▼

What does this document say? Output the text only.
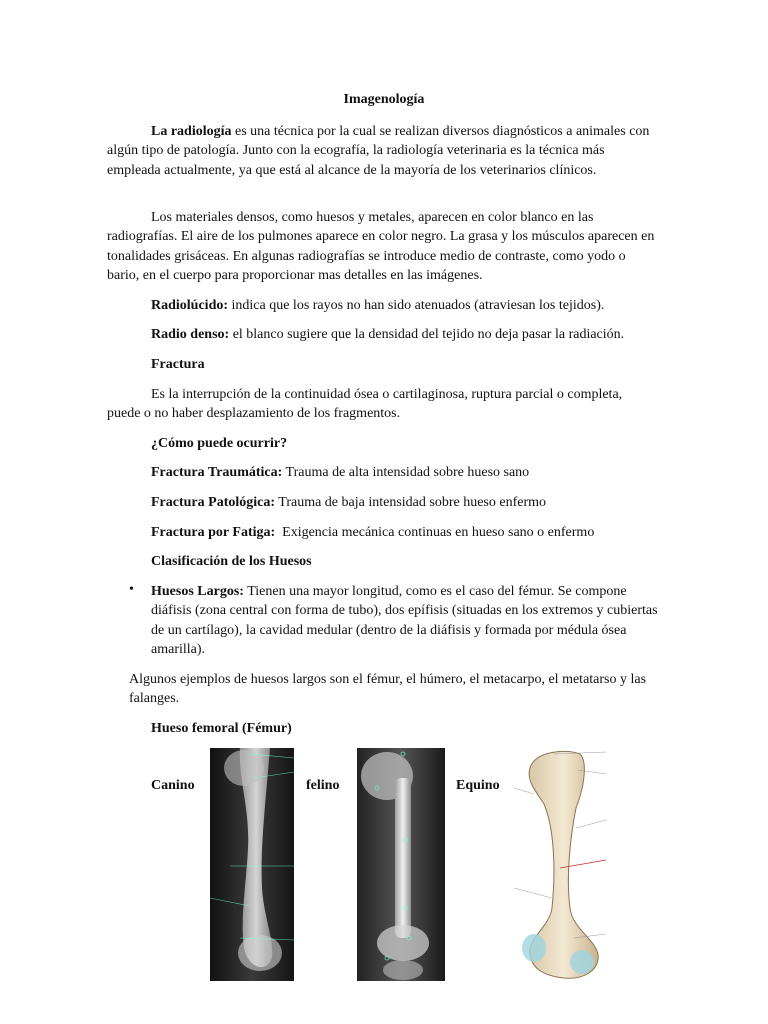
Imagenología
La radiología es una técnica por la cual se realizan diversos diagnósticos a animales con algún tipo de patología. Junto con la ecografía, la radiología veterinaria es la técnica más empleada actualmente, ya que está al alcance de la mayoría de los veterinarios clínicos.
Los materiales densos, como huesos y metales, aparecen en color blanco en las radiografías. El aire de los pulmones aparece en color negro. La grasa y los músculos aparecen en tonalidades grisáceas. En algunas radiografías se introduce medio de contraste, como yodo o bario, en el cuerpo para proporcionar mas detalles en las imágenes.
Radiolúcido: indica que los rayos no han sido atenuados (atraviesan los tejidos).
Radio denso: el blanco sugiere que la densidad del tejido no deja pasar la radiación.
Fractura
Es la interrupción de la continuidad ósea o cartilaginosa, ruptura parcial o completa, puede o no haber desplazamiento de los fragmentos.
¿Cómo puede ocurrir?
Fractura Traumática: Trauma de alta intensidad sobre hueso sano
Fractura Patológica: Trauma de baja intensidad sobre hueso enfermo
Fractura por Fatiga:  Exigencia mecánica continuas en hueso sano o enfermo
Clasificación de los Huesos
• Huesos Largos: Tienen una mayor longitud, como es el caso del fémur. Se compone diáfisis (zona central con forma de tubo), dos epífisis (situadas en los extremos y cubiertas de un cartílago), la cavidad medular (dentro de la diáfisis y formada por médula ósea amarilla).
Algunos ejemplos de huesos largos son el fémur, el húmero, el metacarpo, el metatarso y las falanges.
Hueso femoral (Fémur)
Canino	felino	Equino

▲

» **PROBLEM DESCRIPTION**: Working through the records, find each line containing the word "como" and copy it.

» **ANSWER TO THE PROBLEM**:
Los materiales densos, como huesos y metales, aparecen en color blanco en las radiografías. El aire de los pulmones aparece en color negro. La grasa y los músculos aparecen en tonalidades grisáceas. En algunas radiografías se introduce medio de contraste, como yodo o bario, en el cuerpo para proporcionar mas detalles en las imágenes.
• Huesos Largos: Tienen una mayor longitud, como es el caso del fémur. Se compone diáfisis (zona central con forma de tubo), dos epífisis (situadas en los extremos y cubiertas de un cartílago), la cavidad medular (dentro de la diáfisis y formada por médula ósea amarilla).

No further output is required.